— PROMPT —
Filter for the word "WithCfg" and keep each matching line.

— RECORDS PROVIDED —
==============================
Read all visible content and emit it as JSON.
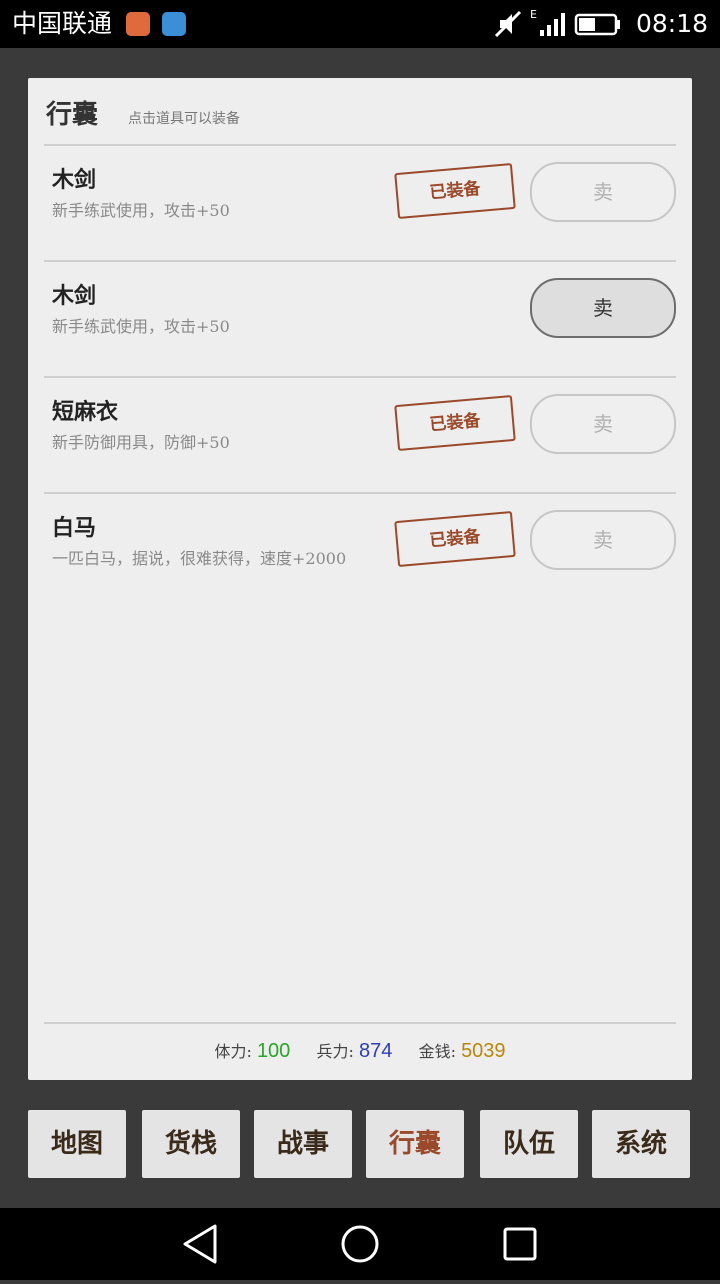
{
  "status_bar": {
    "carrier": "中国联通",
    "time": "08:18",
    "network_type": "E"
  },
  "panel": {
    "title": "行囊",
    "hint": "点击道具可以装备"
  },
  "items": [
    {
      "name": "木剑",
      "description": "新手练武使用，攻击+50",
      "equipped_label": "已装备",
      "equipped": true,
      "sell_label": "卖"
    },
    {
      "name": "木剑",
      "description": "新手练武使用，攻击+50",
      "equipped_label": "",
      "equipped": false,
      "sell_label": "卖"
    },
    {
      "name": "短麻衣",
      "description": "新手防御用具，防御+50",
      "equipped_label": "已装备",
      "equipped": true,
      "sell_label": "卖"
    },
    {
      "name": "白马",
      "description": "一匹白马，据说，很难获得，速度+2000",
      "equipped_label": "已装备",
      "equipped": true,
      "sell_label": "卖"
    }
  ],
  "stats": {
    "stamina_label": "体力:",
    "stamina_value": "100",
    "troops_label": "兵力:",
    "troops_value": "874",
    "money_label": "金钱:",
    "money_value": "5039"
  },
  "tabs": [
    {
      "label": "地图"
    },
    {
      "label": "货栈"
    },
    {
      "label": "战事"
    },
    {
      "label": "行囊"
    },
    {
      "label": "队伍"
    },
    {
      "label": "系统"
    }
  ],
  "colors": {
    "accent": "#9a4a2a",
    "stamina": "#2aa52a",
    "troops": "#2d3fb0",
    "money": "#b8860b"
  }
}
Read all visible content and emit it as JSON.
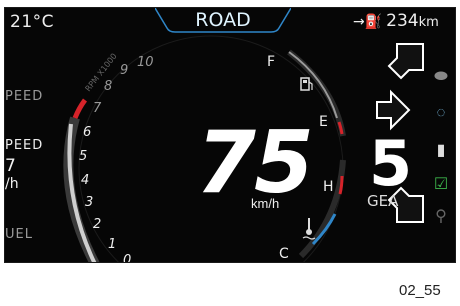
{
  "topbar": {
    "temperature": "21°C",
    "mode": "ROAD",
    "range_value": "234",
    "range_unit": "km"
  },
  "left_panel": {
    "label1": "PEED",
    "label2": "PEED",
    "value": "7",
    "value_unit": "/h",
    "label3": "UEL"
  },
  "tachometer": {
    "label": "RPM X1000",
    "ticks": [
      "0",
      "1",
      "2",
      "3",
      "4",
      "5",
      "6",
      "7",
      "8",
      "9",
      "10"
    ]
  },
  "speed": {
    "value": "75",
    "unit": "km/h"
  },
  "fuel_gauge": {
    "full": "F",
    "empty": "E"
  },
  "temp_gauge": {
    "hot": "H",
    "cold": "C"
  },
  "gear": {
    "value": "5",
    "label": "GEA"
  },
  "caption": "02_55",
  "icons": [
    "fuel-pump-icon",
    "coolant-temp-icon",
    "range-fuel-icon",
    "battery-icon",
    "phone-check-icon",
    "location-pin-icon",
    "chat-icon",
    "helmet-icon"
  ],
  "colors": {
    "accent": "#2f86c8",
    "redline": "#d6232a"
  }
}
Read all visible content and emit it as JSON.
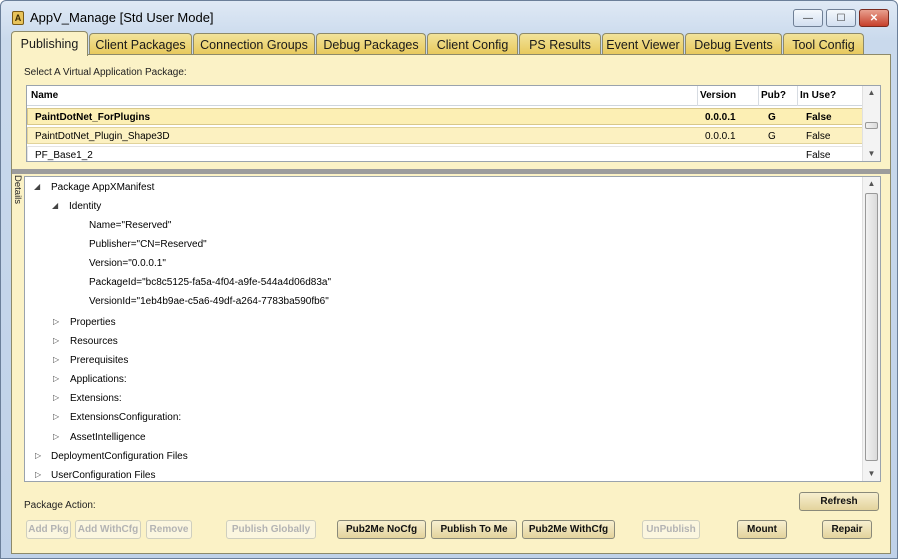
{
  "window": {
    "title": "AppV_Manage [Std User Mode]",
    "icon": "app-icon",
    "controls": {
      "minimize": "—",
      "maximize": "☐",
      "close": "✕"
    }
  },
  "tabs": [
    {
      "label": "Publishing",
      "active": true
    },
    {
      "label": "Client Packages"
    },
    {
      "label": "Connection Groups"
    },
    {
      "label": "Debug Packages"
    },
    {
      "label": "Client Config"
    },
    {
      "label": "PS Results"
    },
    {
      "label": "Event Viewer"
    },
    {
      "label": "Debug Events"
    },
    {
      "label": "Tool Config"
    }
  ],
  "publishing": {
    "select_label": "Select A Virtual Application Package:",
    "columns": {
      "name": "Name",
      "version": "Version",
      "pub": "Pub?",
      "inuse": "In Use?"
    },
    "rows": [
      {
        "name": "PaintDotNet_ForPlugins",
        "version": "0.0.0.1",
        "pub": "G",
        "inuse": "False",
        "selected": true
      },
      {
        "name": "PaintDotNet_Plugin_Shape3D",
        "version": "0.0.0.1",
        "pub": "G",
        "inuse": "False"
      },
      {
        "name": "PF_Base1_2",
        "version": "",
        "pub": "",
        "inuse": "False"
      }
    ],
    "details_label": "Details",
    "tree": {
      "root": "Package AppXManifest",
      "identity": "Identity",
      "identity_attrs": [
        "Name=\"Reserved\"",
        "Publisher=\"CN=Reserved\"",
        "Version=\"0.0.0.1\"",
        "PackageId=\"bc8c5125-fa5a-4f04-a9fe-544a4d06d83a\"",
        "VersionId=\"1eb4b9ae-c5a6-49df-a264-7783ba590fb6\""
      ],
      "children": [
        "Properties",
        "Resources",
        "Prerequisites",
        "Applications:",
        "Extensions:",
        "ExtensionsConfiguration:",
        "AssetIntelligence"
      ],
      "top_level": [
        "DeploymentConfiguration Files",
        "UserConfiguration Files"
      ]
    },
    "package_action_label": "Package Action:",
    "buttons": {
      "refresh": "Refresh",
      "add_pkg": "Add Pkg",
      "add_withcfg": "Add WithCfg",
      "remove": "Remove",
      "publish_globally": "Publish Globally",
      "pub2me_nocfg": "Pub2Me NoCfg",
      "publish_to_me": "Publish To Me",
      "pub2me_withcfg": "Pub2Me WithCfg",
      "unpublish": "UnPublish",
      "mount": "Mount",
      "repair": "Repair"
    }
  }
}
==============================
— WORKED ANSWER —
      "add_withcfg": "Add WithCfg",
      "pub2me_withcfg": "Pub2Me WithCfg",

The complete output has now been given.